■ **TASK PROMPT**: Extract all records. Keep each one exact.

■ **SOURCE DATA**:
++++++++++++++++++++

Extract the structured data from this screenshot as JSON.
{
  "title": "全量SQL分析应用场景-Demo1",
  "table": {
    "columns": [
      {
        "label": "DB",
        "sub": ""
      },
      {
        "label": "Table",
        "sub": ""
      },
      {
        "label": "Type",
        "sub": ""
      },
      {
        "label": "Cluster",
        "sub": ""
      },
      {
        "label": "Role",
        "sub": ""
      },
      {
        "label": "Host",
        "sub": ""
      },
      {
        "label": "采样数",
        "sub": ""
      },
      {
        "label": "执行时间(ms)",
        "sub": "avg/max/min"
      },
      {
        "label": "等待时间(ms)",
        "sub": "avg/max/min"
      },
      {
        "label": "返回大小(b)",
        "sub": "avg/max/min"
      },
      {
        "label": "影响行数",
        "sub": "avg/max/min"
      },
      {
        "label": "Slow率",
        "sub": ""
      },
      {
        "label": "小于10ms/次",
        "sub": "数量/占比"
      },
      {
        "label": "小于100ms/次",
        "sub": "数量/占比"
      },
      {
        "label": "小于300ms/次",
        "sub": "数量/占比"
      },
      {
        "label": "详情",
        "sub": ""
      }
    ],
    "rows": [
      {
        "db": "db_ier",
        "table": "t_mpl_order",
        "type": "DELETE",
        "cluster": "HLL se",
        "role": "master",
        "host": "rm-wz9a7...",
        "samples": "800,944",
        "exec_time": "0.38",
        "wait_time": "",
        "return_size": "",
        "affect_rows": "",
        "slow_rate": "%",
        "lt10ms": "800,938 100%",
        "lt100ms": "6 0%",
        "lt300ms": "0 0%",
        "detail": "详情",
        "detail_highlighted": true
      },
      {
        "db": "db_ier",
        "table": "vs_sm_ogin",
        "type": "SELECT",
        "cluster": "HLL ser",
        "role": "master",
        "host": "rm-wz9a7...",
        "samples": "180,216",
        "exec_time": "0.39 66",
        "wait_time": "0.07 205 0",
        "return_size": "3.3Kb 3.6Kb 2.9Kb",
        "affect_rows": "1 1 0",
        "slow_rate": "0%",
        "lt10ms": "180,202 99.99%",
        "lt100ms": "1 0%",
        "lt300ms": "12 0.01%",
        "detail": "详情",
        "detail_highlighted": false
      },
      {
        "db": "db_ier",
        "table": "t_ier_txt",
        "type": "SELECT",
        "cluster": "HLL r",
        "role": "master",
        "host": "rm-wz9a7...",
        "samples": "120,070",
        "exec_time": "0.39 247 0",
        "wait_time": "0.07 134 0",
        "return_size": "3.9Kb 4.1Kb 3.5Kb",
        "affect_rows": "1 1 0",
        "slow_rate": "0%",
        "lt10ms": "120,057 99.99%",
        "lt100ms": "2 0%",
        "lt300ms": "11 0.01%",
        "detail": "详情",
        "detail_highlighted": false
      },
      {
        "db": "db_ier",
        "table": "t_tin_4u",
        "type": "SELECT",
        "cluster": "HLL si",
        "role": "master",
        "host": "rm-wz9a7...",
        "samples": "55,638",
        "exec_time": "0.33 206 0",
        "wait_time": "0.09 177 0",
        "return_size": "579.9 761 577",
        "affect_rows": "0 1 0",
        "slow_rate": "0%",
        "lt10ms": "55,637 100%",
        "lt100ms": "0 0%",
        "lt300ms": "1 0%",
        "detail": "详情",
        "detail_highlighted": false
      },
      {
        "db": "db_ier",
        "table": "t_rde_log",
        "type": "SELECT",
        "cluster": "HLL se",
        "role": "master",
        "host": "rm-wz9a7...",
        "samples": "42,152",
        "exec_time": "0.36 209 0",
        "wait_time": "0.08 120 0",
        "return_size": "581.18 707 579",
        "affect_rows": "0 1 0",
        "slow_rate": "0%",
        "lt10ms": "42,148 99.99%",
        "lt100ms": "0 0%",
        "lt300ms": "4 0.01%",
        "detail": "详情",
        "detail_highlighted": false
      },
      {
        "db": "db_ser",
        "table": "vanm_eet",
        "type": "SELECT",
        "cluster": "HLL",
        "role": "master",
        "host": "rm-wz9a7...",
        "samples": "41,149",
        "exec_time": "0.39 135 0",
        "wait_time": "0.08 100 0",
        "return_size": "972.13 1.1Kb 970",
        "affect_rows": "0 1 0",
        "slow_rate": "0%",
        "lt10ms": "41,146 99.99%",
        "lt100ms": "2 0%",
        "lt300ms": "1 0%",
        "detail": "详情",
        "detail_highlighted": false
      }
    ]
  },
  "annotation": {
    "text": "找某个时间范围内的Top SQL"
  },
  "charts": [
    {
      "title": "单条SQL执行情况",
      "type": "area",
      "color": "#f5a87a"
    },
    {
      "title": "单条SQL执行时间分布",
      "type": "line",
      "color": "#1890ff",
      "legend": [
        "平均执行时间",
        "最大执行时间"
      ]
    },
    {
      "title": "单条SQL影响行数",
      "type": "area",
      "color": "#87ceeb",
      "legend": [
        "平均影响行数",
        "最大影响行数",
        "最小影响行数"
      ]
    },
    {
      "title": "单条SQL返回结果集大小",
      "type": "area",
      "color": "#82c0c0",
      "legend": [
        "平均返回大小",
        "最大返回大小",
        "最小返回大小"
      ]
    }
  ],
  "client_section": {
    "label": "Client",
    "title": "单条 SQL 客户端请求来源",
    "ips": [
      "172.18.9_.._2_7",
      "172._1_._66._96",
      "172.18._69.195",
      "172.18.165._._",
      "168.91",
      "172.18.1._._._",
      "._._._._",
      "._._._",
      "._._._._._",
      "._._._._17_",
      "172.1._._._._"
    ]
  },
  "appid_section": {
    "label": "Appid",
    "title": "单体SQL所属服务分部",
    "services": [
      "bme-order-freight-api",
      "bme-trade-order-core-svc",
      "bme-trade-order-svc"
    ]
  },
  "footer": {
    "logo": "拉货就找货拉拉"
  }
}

++++++++++++++++++++

■ **COMPLETED TASK**:
Extract the structured data from this screenshot as JSON.
{
  "title": "全量SQL分析应用场景-Demo1",
  "table": {
    "columns": [
      {
        "label": "DB",
        "sub": ""
      },
      {
        "label": "Table",
        "sub": ""
      },
      {
        "label": "Type",
        "sub": ""
      },
      {
        "label": "Cluster",
        "sub": ""
      },
      {
        "label": "Role",
        "sub": ""
      },
      {
        "label": "Host",
        "sub": ""
      },
      {
        "label": "采样数",
        "sub": ""
      },
      {
        "label": "执行时间(ms)",
        "sub": "avg/max/min"
      },
      {
        "label": "等待时间(ms)",
        "sub": "avg/max/min"
      },
      {
        "label": "返回大小(b)",
        "sub": "avg/max/min"
      },
      {
        "label": "影响行数",
        "sub": "avg/max/min"
      },
      {
        "label": "Slow率",
        "sub": ""
      },
      {
        "label": "小于10ms/次",
        "sub": "数量/占比"
      },
      {
        "label": "小于100ms/次",
        "sub": "数量/占比"
      },
      {
        "label": "小于300ms/次",
        "sub": "数量/占比"
      },
      {
        "label": "详情",
        "sub": ""
      }
    ],
    "rows": [
      {
        "db": "db_ier",
        "table": "t_mpl_order",
        "type": "DELETE",
        "cluster": "HLL se",
        "role": "master",
        "host": "rm-wz9a7...",
        "samples": "800,944",
        "exec_time": "0.38",
        "wait_time": "",
        "return_size": "",
        "affect_rows": "",
        "slow_rate": "%",
        "lt10ms": "800,938 100%",
        "lt100ms": "6 0%",
        "lt300ms": "0 0%",
        "detail": "详情",
        "detail_highlighted": true
      },
      {
        "db": "db_ier",
        "table": "vs_sm_ogin",
        "type": "SELECT",
        "cluster": "HLL ser",
        "role": "master",
        "host": "rm-wz9a7...",
        "samples": "180,216",
        "exec_time": "0.39 66",
        "wait_time": "0.07 205 0",
        "return_size": "3.3Kb 3.6Kb 2.9Kb",
        "affect_rows": "1 1 0",
        "slow_rate": "0%",
        "lt10ms": "180,202 99.99%",
        "lt100ms": "1 0%",
        "lt300ms": "12 0.01%",
        "detail": "详情",
        "detail_highlighted": false
      },
      {
        "db": "db_ier",
        "table": "t_ier_txt",
        "type": "SELECT",
        "cluster": "HLL r",
        "role": "master",
        "host": "rm-wz9a7...",
        "samples": "120,070",
        "exec_time": "0.39 247 0",
        "wait_time": "0.07 134 0",
        "return_size": "3.9Kb 4.1Kb 3.5Kb",
        "affect_rows": "1 1 0",
        "slow_rate": "0%",
        "lt10ms": "120,057 99.99%",
        "lt100ms": "2 0%",
        "lt300ms": "11 0.01%",
        "detail": "详情",
        "detail_highlighted": false
      },
      {
        "db": "db_ier",
        "table": "t_tin_4u",
        "type": "SELECT",
        "cluster": "HLL si",
        "role": "master",
        "host": "rm-wz9a7...",
        "samples": "55,638",
        "exec_time": "0.33 206 0",
        "wait_time": "0.09 177 0",
        "return_size": "579.9 761 577",
        "affect_rows": "0 1 0",
        "slow_rate": "0%",
        "lt10ms": "55,637 100%",
        "lt100ms": "0 0%",
        "lt300ms": "1 0%",
        "detail": "详情",
        "detail_highlighted": false
      },
      {
        "db": "db_ier",
        "table": "t_rde_log",
        "type": "SELECT",
        "cluster": "HLL se",
        "role": "master",
        "host": "rm-wz9a7...",
        "samples": "42,152",
        "exec_time": "0.36 209 0",
        "wait_time": "0.08 120 0",
        "return_size": "581.18 707 579",
        "affect_rows": "0 1 0",
        "slow_rate": "0%",
        "lt10ms": "42,148 99.99%",
        "lt100ms": "0 0%",
        "lt300ms": "4 0.01%",
        "detail": "详情",
        "detail_highlighted": false
      },
      {
        "db": "db_ser",
        "table": "vanm_eet",
        "type": "SELECT",
        "cluster": "HLL",
        "role": "master",
        "host": "rm-wz9a7...",
        "samples": "41,149",
        "exec_time": "0.39 135 0",
        "wait_time": "0.08 100 0",
        "return_size": "972.13 1.1Kb 970",
        "affect_rows": "0 1 0",
        "slow_rate": "0%",
        "lt10ms": "41,146 99.99%",
        "lt100ms": "2 0%",
        "lt300ms": "1 0%",
        "detail": "详情",
        "detail_highlighted": false
      }
    ]
  },
  "annotation": {
    "text": "找某个时间范围内的Top SQL"
  },
  "charts": [
    {
      "title": "单条SQL执行情况",
      "type": "area",
      "color": "#f5a87a"
    },
    {
      "title": "单条SQL执行时间分布",
      "type": "line",
      "color": "#1890ff",
      "legend": [
        "平均执行时间",
        "最大执行时间"
      ]
    },
    {
      "title": "单条SQL影响行数",
      "type": "area",
      "color": "#87ceeb",
      "legend": [
        "平均影响行数",
        "最大影响行数",
        "最小影响行数"
      ]
    },
    {
      "title": "单条SQL返回结果集大小",
      "type": "area",
      "color": "#82c0c0",
      "legend": [
        "平均返回大小",
        "最大返回大小",
        "最小返回大小"
      ]
    }
  ],
  "client_section": {
    "label": "Client",
    "title": "单条 SQL 客户端请求来源",
    "ips": [
      "172.18.9_.._2_7",
      "172._1_._66._96",
      "172.18._69.195",
      "172.18.165._._",
      "168.91",
      "172.18.1._._._",
      "._._._._",
      "._._._",
      "._._._._._",
      "._._._._17_",
      "172.1._._._._"
    ]
  },
  "appid_section": {
    "label": "Appid",
    "title": "单体SQL所属服务分部",
    "services": [
      "bme-order-freight-api",
      "bme-trade-order-core-svc",
      "bme-trade-order-svc"
    ]
  },
  "footer": {
    "logo": "拉货就找货拉拉"
  }
}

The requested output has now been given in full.